------ RAW DATA

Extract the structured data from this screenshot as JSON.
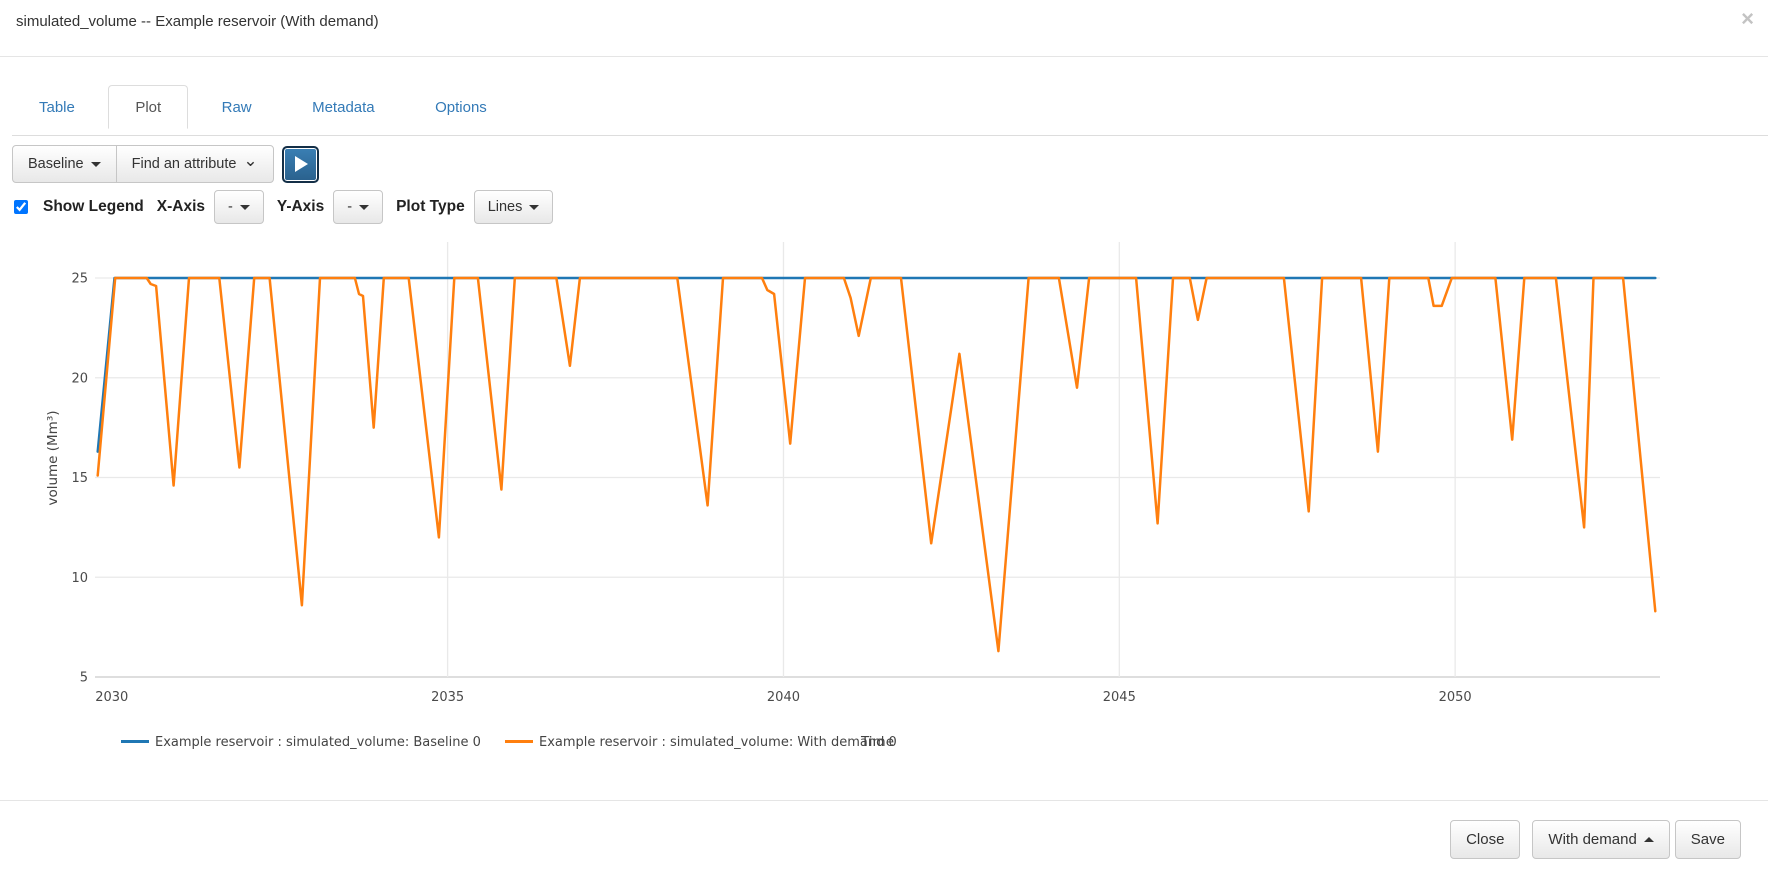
{
  "modal": {
    "title": "simulated_volume -- Example reservoir (With demand)",
    "close_icon": "×"
  },
  "tabs": [
    {
      "label": "Table",
      "active": false
    },
    {
      "label": "Plot",
      "active": true
    },
    {
      "label": "Raw",
      "active": false
    },
    {
      "label": "Metadata",
      "active": false
    },
    {
      "label": "Options",
      "active": false
    }
  ],
  "toolbar": {
    "scenario_button_label": "Baseline",
    "attribute_dropdown_label": "Find an attribute",
    "play_button": "play"
  },
  "plot_controls": {
    "show_legend_label": "Show Legend",
    "show_legend_checked": true,
    "x_axis_label": "X-Axis",
    "x_axis_value": "-",
    "y_axis_label": "Y-Axis",
    "y_axis_value": "-",
    "plot_type_label": "Plot Type",
    "plot_type_value": "Lines"
  },
  "footer": {
    "close_label": "Close",
    "scenario_label": "With demand",
    "save_label": "Save"
  },
  "chart_data": {
    "type": "line",
    "xlabel": "Time",
    "ylabel": "volume (Mm³)",
    "x_ticks": [
      2030,
      2035,
      2040,
      2045,
      2050
    ],
    "y_ticks": [
      5,
      10,
      15,
      20,
      25
    ],
    "x_range": [
      2029.75,
      2053.05
    ],
    "y_range": [
      5,
      26.9
    ],
    "grid": true,
    "legend_position": "bottom",
    "colors": {
      "baseline": "#1f77b4",
      "with_demand": "#ff7f0e"
    },
    "series": [
      {
        "name": "Example reservoir : simulated_volume: Baseline 0",
        "color": "#1f77b4",
        "points": [
          [
            2029.79,
            16.3
          ],
          [
            2030.04,
            25
          ],
          [
            2052.98,
            25
          ]
        ]
      },
      {
        "name": "Example reservoir : simulated_volume: With demand 0",
        "color": "#ff7f0e",
        "points": [
          [
            2029.79,
            15.1
          ],
          [
            2030.05,
            25
          ],
          [
            2030.52,
            25
          ],
          [
            2030.58,
            24.7
          ],
          [
            2030.66,
            24.6
          ],
          [
            2030.92,
            14.6
          ],
          [
            2031.15,
            25
          ],
          [
            2031.6,
            25
          ],
          [
            2031.9,
            15.5
          ],
          [
            2032.12,
            25
          ],
          [
            2032.35,
            25
          ],
          [
            2032.83,
            8.6
          ],
          [
            2033.1,
            25
          ],
          [
            2033.62,
            25
          ],
          [
            2033.68,
            24.2
          ],
          [
            2033.74,
            24.1
          ],
          [
            2033.9,
            17.5
          ],
          [
            2034.05,
            25
          ],
          [
            2034.42,
            25
          ],
          [
            2034.87,
            12.0
          ],
          [
            2035.1,
            25
          ],
          [
            2035.45,
            25
          ],
          [
            2035.8,
            14.4
          ],
          [
            2036.0,
            25
          ],
          [
            2036.62,
            25
          ],
          [
            2036.82,
            20.6
          ],
          [
            2036.97,
            25
          ],
          [
            2038.42,
            25
          ],
          [
            2038.87,
            13.6
          ],
          [
            2039.1,
            25
          ],
          [
            2039.68,
            25
          ],
          [
            2039.76,
            24.4
          ],
          [
            2039.86,
            24.2
          ],
          [
            2040.1,
            16.7
          ],
          [
            2040.32,
            25
          ],
          [
            2040.9,
            25
          ],
          [
            2041.0,
            24.0
          ],
          [
            2041.12,
            22.1
          ],
          [
            2041.3,
            25
          ],
          [
            2041.75,
            25
          ],
          [
            2042.2,
            11.7
          ],
          [
            2042.62,
            21.2
          ],
          [
            2043.2,
            6.3
          ],
          [
            2043.65,
            25
          ],
          [
            2044.1,
            25
          ],
          [
            2044.37,
            19.5
          ],
          [
            2044.55,
            25
          ],
          [
            2045.25,
            25
          ],
          [
            2045.57,
            12.7
          ],
          [
            2045.8,
            25
          ],
          [
            2046.05,
            25
          ],
          [
            2046.17,
            22.9
          ],
          [
            2046.3,
            25
          ],
          [
            2047.45,
            25
          ],
          [
            2047.82,
            13.3
          ],
          [
            2048.02,
            25
          ],
          [
            2048.6,
            25
          ],
          [
            2048.85,
            16.3
          ],
          [
            2049.02,
            25
          ],
          [
            2049.6,
            25
          ],
          [
            2049.68,
            23.6
          ],
          [
            2049.8,
            23.6
          ],
          [
            2049.95,
            25
          ],
          [
            2050.6,
            25
          ],
          [
            2050.85,
            16.9
          ],
          [
            2051.03,
            25
          ],
          [
            2051.5,
            25
          ],
          [
            2051.92,
            12.5
          ],
          [
            2052.06,
            25
          ],
          [
            2052.5,
            25
          ],
          [
            2052.98,
            8.3
          ]
        ]
      }
    ]
  }
}
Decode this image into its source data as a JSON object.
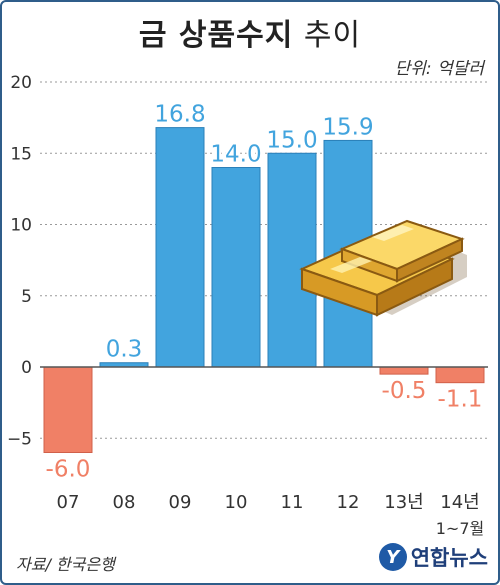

------------

TASK GOAL
Return each line in the records that holds the string "true".

FINISHED TASK
      "active": true
    "show_legend_checked": true,
    "grid": true,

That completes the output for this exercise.